(Stored data entries)
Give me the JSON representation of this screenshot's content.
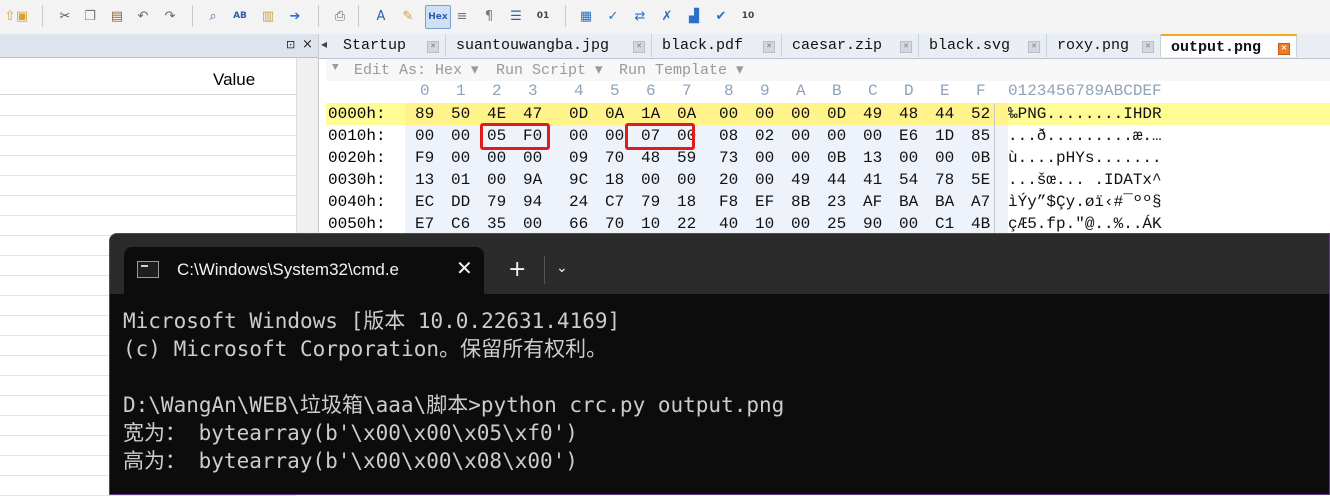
{
  "toolbar": {
    "icons": [
      {
        "name": "folder-up-icon",
        "glyph": "⇧",
        "color": "#e0a020"
      },
      {
        "name": "open-folder-icon",
        "glyph": "▣",
        "color": "#d8a030"
      },
      {
        "name": "cut-icon",
        "glyph": "✂",
        "color": "#555555"
      },
      {
        "name": "copy-icon",
        "glyph": "❐",
        "color": "#777777"
      },
      {
        "name": "paste-icon",
        "glyph": "▤",
        "color": "#8a6a3a"
      },
      {
        "name": "undo-icon",
        "glyph": "↶",
        "color": "#666666"
      },
      {
        "name": "redo-icon",
        "glyph": "↷",
        "color": "#666666"
      },
      {
        "name": "find-icon",
        "glyph": "⌕",
        "color": "#3a6fb0"
      },
      {
        "name": "find-replace-icon",
        "glyph": "AB",
        "color": "#2a5fb0"
      },
      {
        "name": "find-in-files-icon",
        "glyph": "▥",
        "color": "#c8a040"
      },
      {
        "name": "goto-icon",
        "glyph": "➔",
        "color": "#2a70c8"
      },
      {
        "name": "print-icon",
        "glyph": "⎙",
        "color": "#666666"
      },
      {
        "name": "font-icon",
        "glyph": "A",
        "color": "#2a5fb0"
      },
      {
        "name": "highlighter-icon",
        "glyph": "✎",
        "color": "#c8a040"
      },
      {
        "name": "hex-toggle-icon",
        "glyph": "Hex",
        "color": "#2a5fb0"
      },
      {
        "name": "word-wrap-icon",
        "glyph": "≡",
        "color": "#777777"
      },
      {
        "name": "show-spaces-icon",
        "glyph": "¶",
        "color": "#777777"
      },
      {
        "name": "column-mode-icon",
        "glyph": "☰",
        "color": "#2a5fb0"
      },
      {
        "name": "binary-icon",
        "glyph": "01",
        "color": "#444444"
      },
      {
        "name": "calculator-icon",
        "glyph": "▦",
        "color": "#2a70c8"
      },
      {
        "name": "check-icon",
        "glyph": "✓",
        "color": "#2a70c8"
      },
      {
        "name": "compare-icon",
        "glyph": "⇄",
        "color": "#2a70c8"
      },
      {
        "name": "tools-icon",
        "glyph": "✗",
        "color": "#2a70c8"
      },
      {
        "name": "chart-icon",
        "glyph": "▟",
        "color": "#2a70c8"
      },
      {
        "name": "checklist-icon",
        "glyph": "✔",
        "color": "#2a70c8"
      },
      {
        "name": "number-base-icon",
        "glyph": "10",
        "color": "#444444"
      }
    ]
  },
  "left_pane": {
    "pin_icon": "⊡",
    "close_icon": "×",
    "column_value_label": "Value"
  },
  "tabs": [
    {
      "label": "Startup",
      "active": false
    },
    {
      "label": "suantouwangba.jpg",
      "active": false
    },
    {
      "label": "black.pdf",
      "active": false
    },
    {
      "label": "caesar.zip",
      "active": false
    },
    {
      "label": "black.svg",
      "active": false
    },
    {
      "label": "roxy.png",
      "active": false
    },
    {
      "label": "output.png",
      "active": true
    }
  ],
  "subbar": {
    "edit_as": "Edit As: Hex",
    "run_script": "Run Script",
    "run_template": "Run Template"
  },
  "hex": {
    "column_headers": [
      "0",
      "1",
      "2",
      "3",
      "4",
      "5",
      "6",
      "7",
      "8",
      "9",
      "A",
      "B",
      "C",
      "D",
      "E",
      "F"
    ],
    "ascii_header": "0123456789ABCDEF",
    "rows": [
      {
        "addr": "0000h:",
        "bytes": [
          "89",
          "50",
          "4E",
          "47",
          "0D",
          "0A",
          "1A",
          "0A",
          "00",
          "00",
          "00",
          "0D",
          "49",
          "48",
          "44",
          "52"
        ],
        "ascii": "‰PNG........IHDR"
      },
      {
        "addr": "0010h:",
        "bytes": [
          "00",
          "00",
          "05",
          "F0",
          "00",
          "00",
          "07",
          "00",
          "08",
          "02",
          "00",
          "00",
          "00",
          "E6",
          "1D",
          "85"
        ],
        "ascii": "...ð.........æ.…"
      },
      {
        "addr": "0020h:",
        "bytes": [
          "F9",
          "00",
          "00",
          "00",
          "09",
          "70",
          "48",
          "59",
          "73",
          "00",
          "00",
          "0B",
          "13",
          "00",
          "00",
          "0B"
        ],
        "ascii": "ù....pHYs......."
      },
      {
        "addr": "0030h:",
        "bytes": [
          "13",
          "01",
          "00",
          "9A",
          "9C",
          "18",
          "00",
          "00",
          "20",
          "00",
          "49",
          "44",
          "41",
          "54",
          "78",
          "5E"
        ],
        "ascii": "...šœ... .IDATx^"
      },
      {
        "addr": "0040h:",
        "bytes": [
          "EC",
          "DD",
          "79",
          "94",
          "24",
          "C7",
          "79",
          "18",
          "F8",
          "EF",
          "8B",
          "23",
          "AF",
          "BA",
          "BA",
          "A7"
        ],
        "ascii": "ìÝy”$Çy.øï‹#¯ºº§"
      },
      {
        "addr": "0050h:",
        "bytes": [
          "E7",
          "C6",
          "35",
          "00",
          "66",
          "70",
          "10",
          "22",
          "40",
          "10",
          "00",
          "25",
          "90",
          "00",
          "C1",
          "4B"
        ],
        "ascii": "çÆ5.fp.\"@..%..ÁK"
      }
    ]
  },
  "terminal": {
    "tab_title": "C:\\Windows\\System32\\cmd.e",
    "close_icon": "✕",
    "new_tab_icon": "+",
    "dropdown_icon": "⌄",
    "lines": [
      "Microsoft Windows [版本 10.0.22631.4169]",
      "(c) Microsoft Corporation。保留所有权利。",
      "",
      "D:\\WangAn\\WEB\\垃圾箱\\aaa\\脚本>python crc.py output.png",
      "宽为： bytearray(b'\\x00\\x00\\x05\\xf0')",
      "高为： bytearray(b'\\x00\\x00\\x08\\x00')"
    ]
  },
  "colors": {
    "highlight_row": "#fffb95",
    "annotation_red": "#e01b1b",
    "terminal_bg": "#0c0c0c",
    "active_tab_accent": "#f5a623"
  }
}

> _EXERCISE OBJECTIVE_
Look through the entries above; copy every line holding the string "output".

> _ANSWER FOR THIS EXERCISE_
      "label": "output.png",
      "D:\\WangAn\\WEB\\垃圾箱\\aaa\\脚本>python crc.py output.png",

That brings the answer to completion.